- [What you are asked to do]: Find the line that contains "Extract the structured" in the entries below. Restate it and every line after it, word for word, with no pictures.

- [Material provided]:
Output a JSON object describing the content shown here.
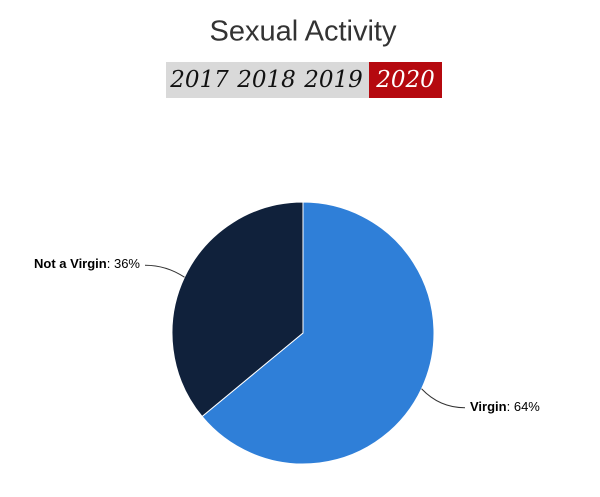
{
  "chart_data": {
    "type": "pie",
    "title": "Sexual Activity",
    "tabs": [
      "2017",
      "2018",
      "2019",
      "2020"
    ],
    "selected_tab": 3,
    "categories": [
      "Virgin",
      "Not a Virgin"
    ],
    "values": [
      64,
      36
    ],
    "value_labels": [
      "64%",
      "36%"
    ],
    "colors": [
      "#2f7fd8",
      "#10213b"
    ]
  }
}
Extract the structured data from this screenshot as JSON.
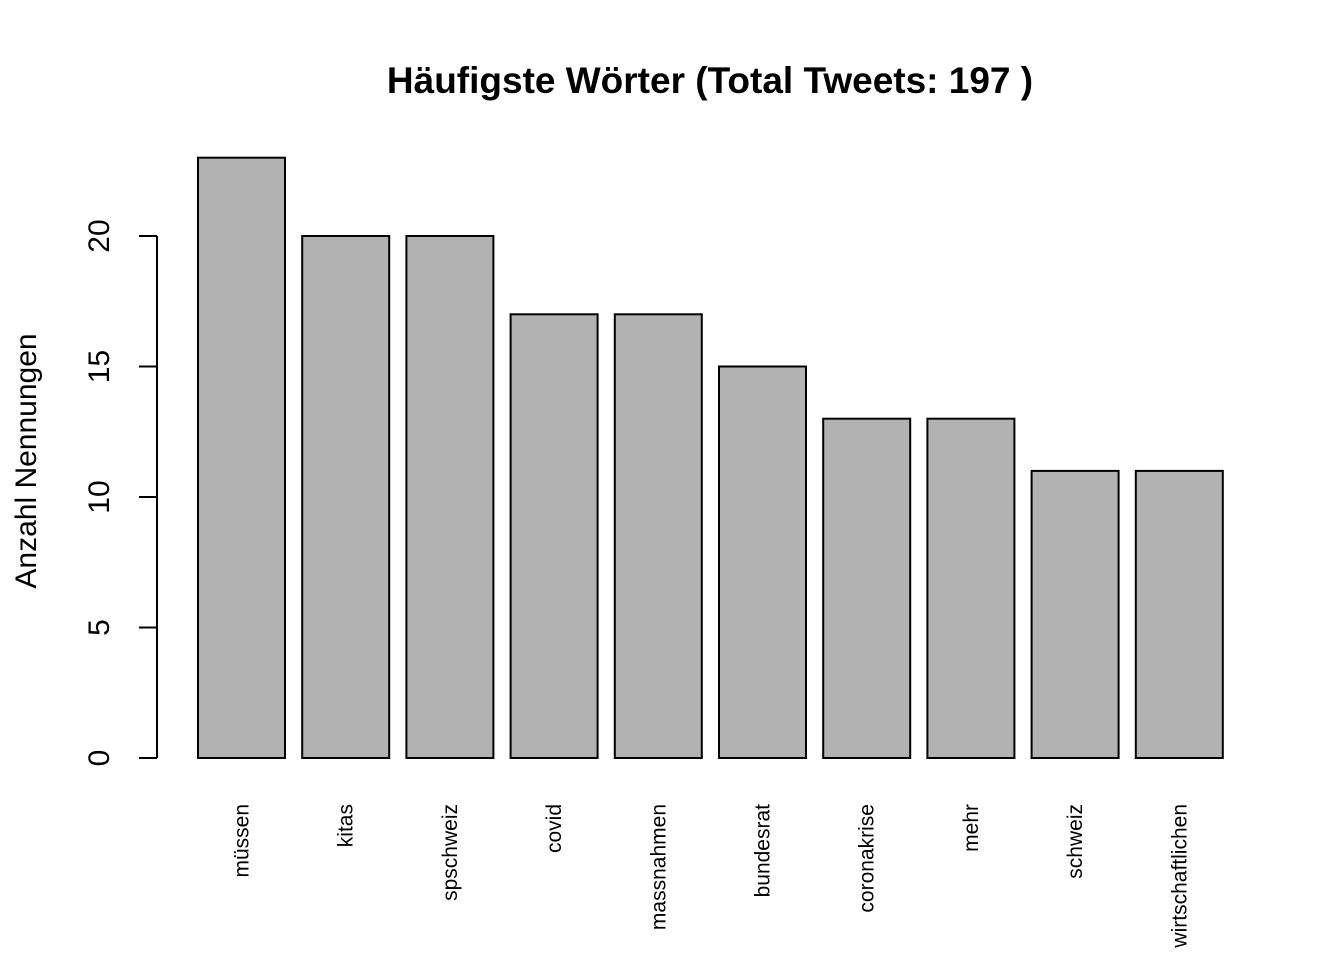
{
  "chart_data": {
    "type": "bar",
    "title": "Häufigste Wörter (Total Tweets:  197 )",
    "xlabel": "",
    "ylabel": "Anzahl Nennungen",
    "categories": [
      "müssen",
      "kitas",
      "spschweiz",
      "covid",
      "massnahmen",
      "bundesrat",
      "coronakrise",
      "mehr",
      "schweiz",
      "wirtschaftlichen"
    ],
    "values": [
      23,
      20,
      20,
      17,
      17,
      15,
      13,
      13,
      11,
      11
    ],
    "yticks": [
      0,
      5,
      10,
      15,
      20
    ],
    "ylim": [
      0,
      23
    ],
    "bar_color": "#b2b2b2",
    "grid": false,
    "legend": "none"
  }
}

- [Output of the exercise]:
Extract the structured data from this screenshot as JSON.
{
  "chart_data": {
    "type": "bar",
    "title": "Häufigste Wörter (Total Tweets:  197 )",
    "xlabel": "",
    "ylabel": "Anzahl Nennungen",
    "categories": [
      "müssen",
      "kitas",
      "spschweiz",
      "covid",
      "massnahmen",
      "bundesrat",
      "coronakrise",
      "mehr",
      "schweiz",
      "wirtschaftlichen"
    ],
    "values": [
      23,
      20,
      20,
      17,
      17,
      15,
      13,
      13,
      11,
      11
    ],
    "yticks": [
      0,
      5,
      10,
      15,
      20
    ],
    "ylim": [
      0,
      23
    ],
    "bar_color": "#b2b2b2",
    "grid": false,
    "legend": "none"
  }
}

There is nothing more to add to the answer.